[start of Material]

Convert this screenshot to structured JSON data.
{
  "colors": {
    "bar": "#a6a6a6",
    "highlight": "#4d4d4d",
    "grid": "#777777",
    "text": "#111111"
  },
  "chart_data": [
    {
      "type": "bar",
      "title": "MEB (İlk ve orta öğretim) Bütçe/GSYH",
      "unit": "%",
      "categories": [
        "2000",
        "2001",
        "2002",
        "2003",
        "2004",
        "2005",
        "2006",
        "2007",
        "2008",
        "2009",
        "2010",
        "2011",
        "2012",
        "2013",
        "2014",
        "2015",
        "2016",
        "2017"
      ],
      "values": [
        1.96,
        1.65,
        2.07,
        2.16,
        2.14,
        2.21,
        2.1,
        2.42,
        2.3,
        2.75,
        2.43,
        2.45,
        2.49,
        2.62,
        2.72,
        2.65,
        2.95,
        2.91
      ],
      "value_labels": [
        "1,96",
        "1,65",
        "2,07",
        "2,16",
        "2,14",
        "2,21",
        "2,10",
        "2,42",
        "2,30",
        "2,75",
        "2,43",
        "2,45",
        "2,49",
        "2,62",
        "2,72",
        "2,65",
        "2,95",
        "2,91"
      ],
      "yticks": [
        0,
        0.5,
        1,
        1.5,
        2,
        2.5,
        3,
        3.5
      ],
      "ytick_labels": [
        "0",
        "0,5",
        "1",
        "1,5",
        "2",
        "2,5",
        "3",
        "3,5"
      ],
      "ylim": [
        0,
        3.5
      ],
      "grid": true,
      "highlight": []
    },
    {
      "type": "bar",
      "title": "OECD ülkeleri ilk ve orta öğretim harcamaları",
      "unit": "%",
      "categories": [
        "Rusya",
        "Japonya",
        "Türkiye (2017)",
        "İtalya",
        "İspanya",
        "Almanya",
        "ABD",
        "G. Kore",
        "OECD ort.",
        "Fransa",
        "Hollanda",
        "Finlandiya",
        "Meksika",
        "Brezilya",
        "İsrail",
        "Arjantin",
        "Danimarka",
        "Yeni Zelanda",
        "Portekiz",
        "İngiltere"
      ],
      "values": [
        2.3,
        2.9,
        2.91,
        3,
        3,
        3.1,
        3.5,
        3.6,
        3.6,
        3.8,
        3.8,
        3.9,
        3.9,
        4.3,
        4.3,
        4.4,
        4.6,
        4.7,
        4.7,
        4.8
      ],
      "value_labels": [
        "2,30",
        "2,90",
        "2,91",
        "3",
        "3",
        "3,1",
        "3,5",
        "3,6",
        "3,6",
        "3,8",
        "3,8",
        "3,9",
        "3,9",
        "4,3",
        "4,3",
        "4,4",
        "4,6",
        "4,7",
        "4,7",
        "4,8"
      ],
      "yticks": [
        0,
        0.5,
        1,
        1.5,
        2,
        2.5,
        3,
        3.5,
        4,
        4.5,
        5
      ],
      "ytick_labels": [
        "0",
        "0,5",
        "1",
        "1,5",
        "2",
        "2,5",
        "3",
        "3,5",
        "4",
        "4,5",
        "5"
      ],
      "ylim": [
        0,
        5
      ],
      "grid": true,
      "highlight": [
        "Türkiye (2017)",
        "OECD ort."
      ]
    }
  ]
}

[end of Material]

-- Task goal --
Take each line of the material that contains the word "OECD" and list it.

-- Right answer --
      "title": "OECD ülkeleri ilk ve orta öğretim harcamaları",
        "OECD ort.",
        "OECD ort."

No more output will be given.